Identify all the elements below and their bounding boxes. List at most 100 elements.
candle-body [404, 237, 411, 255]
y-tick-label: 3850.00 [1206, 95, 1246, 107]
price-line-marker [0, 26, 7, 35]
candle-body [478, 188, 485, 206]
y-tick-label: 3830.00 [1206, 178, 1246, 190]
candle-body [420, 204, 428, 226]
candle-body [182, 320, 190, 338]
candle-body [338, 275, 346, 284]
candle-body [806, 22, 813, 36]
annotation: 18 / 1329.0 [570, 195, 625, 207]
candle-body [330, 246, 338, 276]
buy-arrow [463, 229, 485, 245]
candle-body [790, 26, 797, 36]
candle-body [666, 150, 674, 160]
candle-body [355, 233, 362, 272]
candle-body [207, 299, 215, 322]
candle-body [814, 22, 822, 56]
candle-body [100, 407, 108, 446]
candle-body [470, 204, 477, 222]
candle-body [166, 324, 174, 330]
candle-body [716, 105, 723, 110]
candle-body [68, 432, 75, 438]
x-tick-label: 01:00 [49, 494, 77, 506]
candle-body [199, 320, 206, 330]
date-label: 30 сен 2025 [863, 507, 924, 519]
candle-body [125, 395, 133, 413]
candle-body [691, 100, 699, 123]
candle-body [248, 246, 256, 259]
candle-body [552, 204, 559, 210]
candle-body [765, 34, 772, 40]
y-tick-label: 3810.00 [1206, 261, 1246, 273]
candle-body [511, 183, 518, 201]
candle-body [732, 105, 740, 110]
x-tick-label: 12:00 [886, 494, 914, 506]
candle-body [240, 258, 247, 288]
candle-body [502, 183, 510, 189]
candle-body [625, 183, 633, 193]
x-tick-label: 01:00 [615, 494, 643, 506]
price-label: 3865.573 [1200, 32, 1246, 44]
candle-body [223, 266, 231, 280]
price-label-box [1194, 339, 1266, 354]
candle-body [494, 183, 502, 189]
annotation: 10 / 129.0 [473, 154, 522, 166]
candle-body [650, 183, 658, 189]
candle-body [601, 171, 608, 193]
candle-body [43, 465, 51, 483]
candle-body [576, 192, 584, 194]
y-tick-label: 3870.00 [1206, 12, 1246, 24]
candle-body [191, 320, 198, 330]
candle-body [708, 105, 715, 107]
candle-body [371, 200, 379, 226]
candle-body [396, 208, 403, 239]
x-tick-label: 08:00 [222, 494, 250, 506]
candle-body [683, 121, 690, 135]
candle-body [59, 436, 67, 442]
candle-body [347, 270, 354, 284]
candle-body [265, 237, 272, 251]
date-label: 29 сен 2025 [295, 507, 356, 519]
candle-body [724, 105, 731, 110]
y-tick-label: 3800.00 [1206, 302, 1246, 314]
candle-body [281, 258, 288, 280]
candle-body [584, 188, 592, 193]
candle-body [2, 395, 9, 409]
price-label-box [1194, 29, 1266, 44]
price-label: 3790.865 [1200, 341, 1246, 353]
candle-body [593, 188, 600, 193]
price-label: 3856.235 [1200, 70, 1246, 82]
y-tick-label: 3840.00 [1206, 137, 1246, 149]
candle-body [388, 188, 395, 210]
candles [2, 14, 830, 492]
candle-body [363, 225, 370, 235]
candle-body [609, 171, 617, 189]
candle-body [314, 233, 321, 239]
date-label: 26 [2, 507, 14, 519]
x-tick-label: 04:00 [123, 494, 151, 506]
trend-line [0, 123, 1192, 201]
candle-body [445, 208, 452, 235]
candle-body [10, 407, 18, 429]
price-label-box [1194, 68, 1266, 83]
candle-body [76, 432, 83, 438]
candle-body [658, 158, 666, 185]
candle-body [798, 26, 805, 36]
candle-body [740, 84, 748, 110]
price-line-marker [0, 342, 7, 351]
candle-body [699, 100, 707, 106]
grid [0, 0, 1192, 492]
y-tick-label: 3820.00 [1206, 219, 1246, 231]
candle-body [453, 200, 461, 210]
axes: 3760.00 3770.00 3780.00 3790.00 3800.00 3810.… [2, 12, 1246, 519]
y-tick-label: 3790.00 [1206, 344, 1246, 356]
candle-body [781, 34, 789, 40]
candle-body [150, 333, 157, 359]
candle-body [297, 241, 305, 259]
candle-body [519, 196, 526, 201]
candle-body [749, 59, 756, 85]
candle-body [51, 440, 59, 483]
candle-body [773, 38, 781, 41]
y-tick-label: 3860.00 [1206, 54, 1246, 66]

- - - - -

# [YOUR OBJECTIVE]
Return word for word the rows from the very first one through the line containing "candle-body [478, 188, 485, 206]", including both ends.

# [FINISHED TASK]
Identify all the elements below and their bounding boxes. List at most 100 elements.
candle-body [404, 237, 411, 255]
y-tick-label: 3850.00 [1206, 95, 1246, 107]
price-line-marker [0, 26, 7, 35]
candle-body [478, 188, 485, 206]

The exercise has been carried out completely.